==== Dataset
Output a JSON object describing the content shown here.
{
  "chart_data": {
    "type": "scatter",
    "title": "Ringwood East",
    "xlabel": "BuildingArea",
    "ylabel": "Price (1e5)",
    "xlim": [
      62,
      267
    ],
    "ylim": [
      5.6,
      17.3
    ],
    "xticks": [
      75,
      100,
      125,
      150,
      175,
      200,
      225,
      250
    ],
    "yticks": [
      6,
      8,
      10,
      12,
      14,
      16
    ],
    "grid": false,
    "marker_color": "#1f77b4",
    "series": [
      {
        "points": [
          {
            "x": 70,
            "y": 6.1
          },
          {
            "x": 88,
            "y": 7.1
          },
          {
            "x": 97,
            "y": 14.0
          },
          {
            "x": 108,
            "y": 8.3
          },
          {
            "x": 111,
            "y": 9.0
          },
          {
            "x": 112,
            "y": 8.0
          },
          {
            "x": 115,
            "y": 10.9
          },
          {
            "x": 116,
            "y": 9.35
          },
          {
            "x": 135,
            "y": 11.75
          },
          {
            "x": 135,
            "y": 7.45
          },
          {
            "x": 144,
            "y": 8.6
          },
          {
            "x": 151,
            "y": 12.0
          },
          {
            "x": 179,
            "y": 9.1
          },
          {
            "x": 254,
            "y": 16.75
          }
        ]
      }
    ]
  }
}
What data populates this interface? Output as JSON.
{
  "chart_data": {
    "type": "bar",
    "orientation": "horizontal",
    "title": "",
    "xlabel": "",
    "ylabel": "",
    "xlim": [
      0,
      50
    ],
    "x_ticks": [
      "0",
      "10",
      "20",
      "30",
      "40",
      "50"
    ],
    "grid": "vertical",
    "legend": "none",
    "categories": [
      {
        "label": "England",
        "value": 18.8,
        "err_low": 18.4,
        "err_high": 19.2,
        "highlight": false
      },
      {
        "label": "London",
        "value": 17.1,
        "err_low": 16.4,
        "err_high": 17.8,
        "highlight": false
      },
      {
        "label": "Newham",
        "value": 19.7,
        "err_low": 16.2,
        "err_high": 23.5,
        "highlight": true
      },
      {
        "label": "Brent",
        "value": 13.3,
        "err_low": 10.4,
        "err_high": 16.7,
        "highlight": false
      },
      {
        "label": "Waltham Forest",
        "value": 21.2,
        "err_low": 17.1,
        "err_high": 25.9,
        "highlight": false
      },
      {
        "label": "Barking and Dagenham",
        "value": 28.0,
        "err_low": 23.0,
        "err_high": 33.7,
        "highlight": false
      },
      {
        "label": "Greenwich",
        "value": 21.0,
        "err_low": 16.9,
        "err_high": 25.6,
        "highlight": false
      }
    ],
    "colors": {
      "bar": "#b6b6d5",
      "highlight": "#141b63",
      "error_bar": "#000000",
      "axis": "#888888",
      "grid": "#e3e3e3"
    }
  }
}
========
**Exercise task**:
Give back the data above exactly as it appears.

**Task output**:
Output a JSON object describing the content shown here.
{
  "chart_data": {
    "type": "scatter",
    "title": "Ringwood East",
    "xlabel": "BuildingArea",
    "ylabel": "Price (1e5)",
    "xlim": [
      62,
      267
    ],
    "ylim": [
      5.6,
      17.3
    ],
    "xticks": [
      75,
      100,
      125,
      150,
      175,
      200,
      225,
      250
    ],
    "yticks": [
      6,
      8,
      10,
      12,
      14,
      16
    ],
    "grid": false,
    "marker_color": "#1f77b4",
    "series": [
      {
        "points": [
          {
            "x": 70,
            "y": 6.1
          },
          {
            "x": 88,
            "y": 7.1
          },
          {
            "x": 97,
            "y": 14.0
          },
          {
            "x": 108,
            "y": 8.3
          },
          {
            "x": 111,
            "y": 9.0
          },
          {
            "x": 112,
            "y": 8.0
          },
          {
            "x": 115,
            "y": 10.9
          },
          {
            "x": 116,
            "y": 9.35
          },
          {
            "x": 135,
            "y": 11.75
          },
          {
            "x": 135,
            "y": 7.45
          },
          {
            "x": 144,
            "y": 8.6
          },
          {
            "x": 151,
            "y": 12.0
          },
          {
            "x": 179,
            "y": 9.1
          },
          {
            "x": 254,
            "y": 16.75
          }
        ]
      }
    ]
  }
}
What data populates this interface? Output as JSON.
{
  "chart_data": {
    "type": "bar",
    "orientation": "horizontal",
    "title": "",
    "xlabel": "",
    "ylabel": "",
    "xlim": [
      0,
      50
    ],
    "x_ticks": [
      "0",
      "10",
      "20",
      "30",
      "40",
      "50"
    ],
    "grid": "vertical",
    "legend": "none",
    "categories": [
      {
        "label": "England",
        "value": 18.8,
        "err_low": 18.4,
        "err_high": 19.2,
        "highlight": false
      },
      {
        "label": "London",
        "value": 17.1,
        "err_low": 16.4,
        "err_high": 17.8,
        "highlight": false
      },
      {
        "label": "Newham",
        "value": 19.7,
        "err_low": 16.2,
        "err_high": 23.5,
        "highlight": true
      },
      {
        "label": "Brent",
        "value": 13.3,
        "err_low": 10.4,
        "err_high": 16.7,
        "highlight": false
      },
      {
        "label": "Waltham Forest",
        "value": 21.2,
        "err_low": 17.1,
        "err_high": 25.9,
        "highlight": false
      },
      {
        "label": "Barking and Dagenham",
        "value": 28.0,
        "err_low": 23.0,
        "err_high": 33.7,
        "highlight": false
      },
      {
        "label": "Greenwich",
        "value": 21.0,
        "err_low": 16.9,
        "err_high": 25.6,
        "highlight": false
      }
    ],
    "colors": {
      "bar": "#b6b6d5",
      "highlight": "#141b63",
      "error_bar": "#000000",
      "axis": "#888888",
      "grid": "#e3e3e3"
    }
  }
}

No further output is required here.